++++ Supplied records
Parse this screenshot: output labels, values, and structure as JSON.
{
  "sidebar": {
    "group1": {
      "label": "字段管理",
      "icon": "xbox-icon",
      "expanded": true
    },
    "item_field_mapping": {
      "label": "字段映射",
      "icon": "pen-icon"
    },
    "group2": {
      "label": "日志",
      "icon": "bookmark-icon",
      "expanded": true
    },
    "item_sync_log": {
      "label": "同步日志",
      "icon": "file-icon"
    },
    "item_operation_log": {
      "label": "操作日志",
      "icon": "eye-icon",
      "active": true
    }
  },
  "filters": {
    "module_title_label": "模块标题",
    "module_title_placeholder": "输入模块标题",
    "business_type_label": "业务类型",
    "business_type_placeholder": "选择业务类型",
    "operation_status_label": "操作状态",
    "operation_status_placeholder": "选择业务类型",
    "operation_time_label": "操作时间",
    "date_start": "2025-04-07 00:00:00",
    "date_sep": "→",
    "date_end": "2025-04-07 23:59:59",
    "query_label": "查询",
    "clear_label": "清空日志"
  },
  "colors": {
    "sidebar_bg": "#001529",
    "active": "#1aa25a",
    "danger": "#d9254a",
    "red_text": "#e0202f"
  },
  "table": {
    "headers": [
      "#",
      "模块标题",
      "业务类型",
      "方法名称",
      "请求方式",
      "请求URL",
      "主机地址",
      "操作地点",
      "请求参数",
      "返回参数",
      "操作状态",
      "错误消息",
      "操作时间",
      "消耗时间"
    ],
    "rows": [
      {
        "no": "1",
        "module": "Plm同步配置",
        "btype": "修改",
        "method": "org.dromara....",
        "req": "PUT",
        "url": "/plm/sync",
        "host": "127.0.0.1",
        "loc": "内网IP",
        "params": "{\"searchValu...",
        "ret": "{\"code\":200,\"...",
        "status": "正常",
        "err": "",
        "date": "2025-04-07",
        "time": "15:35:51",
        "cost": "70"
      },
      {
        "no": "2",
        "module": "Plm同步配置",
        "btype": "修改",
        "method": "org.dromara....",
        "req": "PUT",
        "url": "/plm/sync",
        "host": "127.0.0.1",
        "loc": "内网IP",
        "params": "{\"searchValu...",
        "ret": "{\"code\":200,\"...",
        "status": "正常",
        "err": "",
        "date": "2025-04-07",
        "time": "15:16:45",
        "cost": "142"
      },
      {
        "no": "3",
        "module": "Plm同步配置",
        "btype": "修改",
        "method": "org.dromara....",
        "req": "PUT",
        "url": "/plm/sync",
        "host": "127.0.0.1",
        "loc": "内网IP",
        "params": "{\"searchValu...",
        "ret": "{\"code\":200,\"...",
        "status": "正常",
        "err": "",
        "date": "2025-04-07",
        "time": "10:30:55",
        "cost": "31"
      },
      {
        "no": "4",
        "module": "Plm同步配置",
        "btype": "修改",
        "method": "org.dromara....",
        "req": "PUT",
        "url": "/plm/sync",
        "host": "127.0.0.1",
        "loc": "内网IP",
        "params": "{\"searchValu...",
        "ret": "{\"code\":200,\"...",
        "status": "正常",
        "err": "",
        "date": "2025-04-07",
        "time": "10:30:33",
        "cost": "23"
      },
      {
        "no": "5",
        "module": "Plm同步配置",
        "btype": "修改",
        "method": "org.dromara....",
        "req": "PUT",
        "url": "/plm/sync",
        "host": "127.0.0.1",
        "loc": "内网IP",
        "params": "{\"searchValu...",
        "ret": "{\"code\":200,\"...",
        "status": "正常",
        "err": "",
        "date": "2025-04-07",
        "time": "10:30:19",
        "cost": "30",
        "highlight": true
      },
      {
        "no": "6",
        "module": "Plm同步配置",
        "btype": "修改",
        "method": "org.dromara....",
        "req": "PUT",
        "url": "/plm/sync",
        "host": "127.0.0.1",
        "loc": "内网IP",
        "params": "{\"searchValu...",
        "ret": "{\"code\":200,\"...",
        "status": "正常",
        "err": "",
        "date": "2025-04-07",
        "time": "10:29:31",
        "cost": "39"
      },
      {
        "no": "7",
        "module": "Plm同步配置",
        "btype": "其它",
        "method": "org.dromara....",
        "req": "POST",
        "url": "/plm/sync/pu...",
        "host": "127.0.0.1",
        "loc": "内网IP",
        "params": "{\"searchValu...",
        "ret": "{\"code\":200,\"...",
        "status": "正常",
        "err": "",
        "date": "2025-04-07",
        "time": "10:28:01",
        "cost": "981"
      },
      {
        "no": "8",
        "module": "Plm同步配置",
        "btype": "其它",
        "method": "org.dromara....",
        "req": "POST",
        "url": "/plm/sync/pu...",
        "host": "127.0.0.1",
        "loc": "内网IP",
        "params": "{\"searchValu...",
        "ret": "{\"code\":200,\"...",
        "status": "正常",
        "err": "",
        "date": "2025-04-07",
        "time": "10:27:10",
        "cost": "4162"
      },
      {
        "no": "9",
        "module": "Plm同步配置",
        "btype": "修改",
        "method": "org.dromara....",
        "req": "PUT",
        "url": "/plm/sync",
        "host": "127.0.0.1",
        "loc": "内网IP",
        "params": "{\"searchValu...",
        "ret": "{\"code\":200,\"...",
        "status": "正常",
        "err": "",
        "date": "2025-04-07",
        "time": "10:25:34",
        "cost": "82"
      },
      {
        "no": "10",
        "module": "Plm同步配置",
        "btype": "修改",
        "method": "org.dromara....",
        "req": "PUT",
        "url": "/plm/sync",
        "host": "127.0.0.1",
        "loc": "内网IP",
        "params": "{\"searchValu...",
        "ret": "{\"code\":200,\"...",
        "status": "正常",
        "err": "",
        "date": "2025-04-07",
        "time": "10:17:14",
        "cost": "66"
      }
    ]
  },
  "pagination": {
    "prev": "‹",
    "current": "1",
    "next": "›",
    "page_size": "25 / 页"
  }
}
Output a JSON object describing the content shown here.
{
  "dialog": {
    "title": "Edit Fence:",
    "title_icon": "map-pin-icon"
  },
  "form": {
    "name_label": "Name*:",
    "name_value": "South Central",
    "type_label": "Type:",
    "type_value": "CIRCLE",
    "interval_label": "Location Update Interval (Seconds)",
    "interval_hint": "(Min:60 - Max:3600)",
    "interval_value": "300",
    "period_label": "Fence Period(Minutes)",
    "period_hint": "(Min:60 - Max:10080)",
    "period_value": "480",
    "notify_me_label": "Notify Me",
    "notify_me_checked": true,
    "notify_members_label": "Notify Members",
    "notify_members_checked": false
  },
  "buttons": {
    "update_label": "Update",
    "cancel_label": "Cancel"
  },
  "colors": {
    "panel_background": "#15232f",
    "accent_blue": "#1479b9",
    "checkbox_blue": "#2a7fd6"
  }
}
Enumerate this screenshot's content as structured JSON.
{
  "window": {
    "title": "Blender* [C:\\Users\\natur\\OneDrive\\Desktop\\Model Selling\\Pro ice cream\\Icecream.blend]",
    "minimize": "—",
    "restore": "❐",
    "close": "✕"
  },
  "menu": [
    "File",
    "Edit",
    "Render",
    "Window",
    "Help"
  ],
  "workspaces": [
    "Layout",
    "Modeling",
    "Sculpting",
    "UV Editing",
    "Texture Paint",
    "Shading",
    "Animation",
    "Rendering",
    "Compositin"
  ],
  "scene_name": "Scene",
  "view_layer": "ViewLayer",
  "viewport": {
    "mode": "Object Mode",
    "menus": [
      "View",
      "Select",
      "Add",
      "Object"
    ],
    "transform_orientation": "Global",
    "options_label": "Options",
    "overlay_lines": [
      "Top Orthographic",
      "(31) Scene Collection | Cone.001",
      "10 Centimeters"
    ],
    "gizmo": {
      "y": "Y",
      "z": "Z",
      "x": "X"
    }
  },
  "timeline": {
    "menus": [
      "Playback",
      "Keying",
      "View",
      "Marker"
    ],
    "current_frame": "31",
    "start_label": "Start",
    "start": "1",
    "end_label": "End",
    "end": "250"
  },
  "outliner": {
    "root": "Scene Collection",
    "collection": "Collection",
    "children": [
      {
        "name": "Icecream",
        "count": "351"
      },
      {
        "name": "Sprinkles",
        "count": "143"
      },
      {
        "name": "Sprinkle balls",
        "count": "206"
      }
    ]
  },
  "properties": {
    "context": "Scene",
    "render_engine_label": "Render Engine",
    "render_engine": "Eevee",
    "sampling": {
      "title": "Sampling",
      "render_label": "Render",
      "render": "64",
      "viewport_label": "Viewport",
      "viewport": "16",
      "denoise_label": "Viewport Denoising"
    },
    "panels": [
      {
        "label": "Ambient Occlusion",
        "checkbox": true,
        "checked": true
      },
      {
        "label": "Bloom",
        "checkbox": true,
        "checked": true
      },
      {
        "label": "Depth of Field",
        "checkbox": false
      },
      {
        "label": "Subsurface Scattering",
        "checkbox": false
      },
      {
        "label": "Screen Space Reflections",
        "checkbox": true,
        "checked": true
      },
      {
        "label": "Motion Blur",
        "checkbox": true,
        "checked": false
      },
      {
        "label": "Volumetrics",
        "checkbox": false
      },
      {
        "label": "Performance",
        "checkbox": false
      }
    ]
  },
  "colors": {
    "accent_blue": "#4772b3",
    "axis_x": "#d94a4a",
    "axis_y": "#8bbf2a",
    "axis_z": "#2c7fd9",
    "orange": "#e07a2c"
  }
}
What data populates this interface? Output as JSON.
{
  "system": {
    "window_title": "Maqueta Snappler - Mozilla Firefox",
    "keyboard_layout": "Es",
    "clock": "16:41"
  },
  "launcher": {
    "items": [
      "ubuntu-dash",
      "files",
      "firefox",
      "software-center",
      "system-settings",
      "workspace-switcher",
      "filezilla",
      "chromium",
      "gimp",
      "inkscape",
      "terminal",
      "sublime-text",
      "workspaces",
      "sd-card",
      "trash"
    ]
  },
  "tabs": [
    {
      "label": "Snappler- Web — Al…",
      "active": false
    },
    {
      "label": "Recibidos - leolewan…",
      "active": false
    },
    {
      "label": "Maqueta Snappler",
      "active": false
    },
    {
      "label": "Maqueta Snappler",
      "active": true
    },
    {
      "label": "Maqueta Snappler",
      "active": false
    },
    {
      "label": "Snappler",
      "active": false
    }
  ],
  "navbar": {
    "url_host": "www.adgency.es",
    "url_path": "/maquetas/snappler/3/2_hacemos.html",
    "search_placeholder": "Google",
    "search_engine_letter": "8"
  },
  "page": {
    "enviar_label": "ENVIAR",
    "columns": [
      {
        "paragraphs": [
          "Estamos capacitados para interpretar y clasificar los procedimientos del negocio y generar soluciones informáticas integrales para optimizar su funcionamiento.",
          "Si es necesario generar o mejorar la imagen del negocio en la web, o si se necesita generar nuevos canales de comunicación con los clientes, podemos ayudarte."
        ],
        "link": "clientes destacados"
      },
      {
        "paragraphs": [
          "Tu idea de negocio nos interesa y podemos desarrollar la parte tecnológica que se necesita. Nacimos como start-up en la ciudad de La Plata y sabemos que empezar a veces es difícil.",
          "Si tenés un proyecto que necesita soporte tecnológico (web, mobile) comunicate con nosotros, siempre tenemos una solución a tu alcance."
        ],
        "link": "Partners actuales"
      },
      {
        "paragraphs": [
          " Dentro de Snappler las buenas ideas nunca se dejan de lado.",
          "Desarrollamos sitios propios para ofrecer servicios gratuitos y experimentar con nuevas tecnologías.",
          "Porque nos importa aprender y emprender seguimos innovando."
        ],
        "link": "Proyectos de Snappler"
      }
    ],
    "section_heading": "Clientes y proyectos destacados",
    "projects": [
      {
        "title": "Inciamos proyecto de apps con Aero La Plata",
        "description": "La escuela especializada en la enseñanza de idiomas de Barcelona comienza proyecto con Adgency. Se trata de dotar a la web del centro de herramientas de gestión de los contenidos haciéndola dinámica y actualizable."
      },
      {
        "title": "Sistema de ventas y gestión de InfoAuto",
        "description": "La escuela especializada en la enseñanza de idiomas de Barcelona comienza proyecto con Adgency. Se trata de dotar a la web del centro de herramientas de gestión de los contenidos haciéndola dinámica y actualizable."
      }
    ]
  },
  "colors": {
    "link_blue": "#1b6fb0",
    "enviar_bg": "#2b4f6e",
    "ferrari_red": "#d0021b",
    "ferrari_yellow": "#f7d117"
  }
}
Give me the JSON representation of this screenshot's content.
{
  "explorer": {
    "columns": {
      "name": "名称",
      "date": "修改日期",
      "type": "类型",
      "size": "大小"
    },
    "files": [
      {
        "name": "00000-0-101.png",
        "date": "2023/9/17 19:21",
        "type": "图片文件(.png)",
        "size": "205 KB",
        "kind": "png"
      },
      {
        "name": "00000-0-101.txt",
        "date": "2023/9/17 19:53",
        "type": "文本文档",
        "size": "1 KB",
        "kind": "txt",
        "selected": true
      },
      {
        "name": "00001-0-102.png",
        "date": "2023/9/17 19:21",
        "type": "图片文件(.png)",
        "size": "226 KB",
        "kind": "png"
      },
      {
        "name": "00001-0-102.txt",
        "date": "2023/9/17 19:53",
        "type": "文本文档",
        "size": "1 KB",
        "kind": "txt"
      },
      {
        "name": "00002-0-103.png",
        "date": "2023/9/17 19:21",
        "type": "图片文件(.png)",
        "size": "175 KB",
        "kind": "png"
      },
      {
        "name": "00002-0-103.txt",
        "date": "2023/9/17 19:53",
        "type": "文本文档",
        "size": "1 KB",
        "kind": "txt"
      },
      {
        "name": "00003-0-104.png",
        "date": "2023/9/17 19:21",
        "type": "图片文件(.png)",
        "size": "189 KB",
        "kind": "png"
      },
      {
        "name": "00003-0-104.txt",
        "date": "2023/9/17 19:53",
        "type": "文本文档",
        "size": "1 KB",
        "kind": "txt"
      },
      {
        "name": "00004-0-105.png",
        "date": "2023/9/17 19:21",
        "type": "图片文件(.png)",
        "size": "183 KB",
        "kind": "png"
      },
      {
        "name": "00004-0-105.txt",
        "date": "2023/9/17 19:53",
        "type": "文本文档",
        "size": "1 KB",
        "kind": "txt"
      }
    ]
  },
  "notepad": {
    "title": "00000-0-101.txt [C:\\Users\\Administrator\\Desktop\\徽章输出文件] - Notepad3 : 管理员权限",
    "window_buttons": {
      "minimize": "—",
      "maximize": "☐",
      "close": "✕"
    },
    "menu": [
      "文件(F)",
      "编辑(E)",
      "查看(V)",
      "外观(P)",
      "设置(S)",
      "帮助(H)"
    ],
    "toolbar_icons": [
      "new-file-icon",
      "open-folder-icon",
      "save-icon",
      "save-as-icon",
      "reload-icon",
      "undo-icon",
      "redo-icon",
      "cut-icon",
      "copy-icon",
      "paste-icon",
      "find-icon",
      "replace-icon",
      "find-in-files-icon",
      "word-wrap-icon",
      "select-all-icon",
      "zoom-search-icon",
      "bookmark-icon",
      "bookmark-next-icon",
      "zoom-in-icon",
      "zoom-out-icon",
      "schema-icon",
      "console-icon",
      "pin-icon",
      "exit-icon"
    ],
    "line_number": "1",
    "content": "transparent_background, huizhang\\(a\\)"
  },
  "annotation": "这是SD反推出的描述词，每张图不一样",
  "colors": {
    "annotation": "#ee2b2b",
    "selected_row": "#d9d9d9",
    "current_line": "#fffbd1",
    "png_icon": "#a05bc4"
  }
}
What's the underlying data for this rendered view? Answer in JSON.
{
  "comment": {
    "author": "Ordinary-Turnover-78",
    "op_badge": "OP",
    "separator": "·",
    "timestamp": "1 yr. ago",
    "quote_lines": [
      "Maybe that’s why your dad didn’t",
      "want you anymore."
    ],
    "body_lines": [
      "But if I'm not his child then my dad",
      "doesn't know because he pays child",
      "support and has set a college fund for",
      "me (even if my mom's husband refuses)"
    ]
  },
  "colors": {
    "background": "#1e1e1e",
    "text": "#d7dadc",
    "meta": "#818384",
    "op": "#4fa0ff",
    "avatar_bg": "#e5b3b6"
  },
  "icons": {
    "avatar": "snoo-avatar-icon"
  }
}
++++++++
→ **What is being asked**: Locate the lines above that contain "destacados" and copy them.

→ **Solution to this problem**:
        "link": "clientes destacados"
    "section_heading": "Clientes y proyectos destacados",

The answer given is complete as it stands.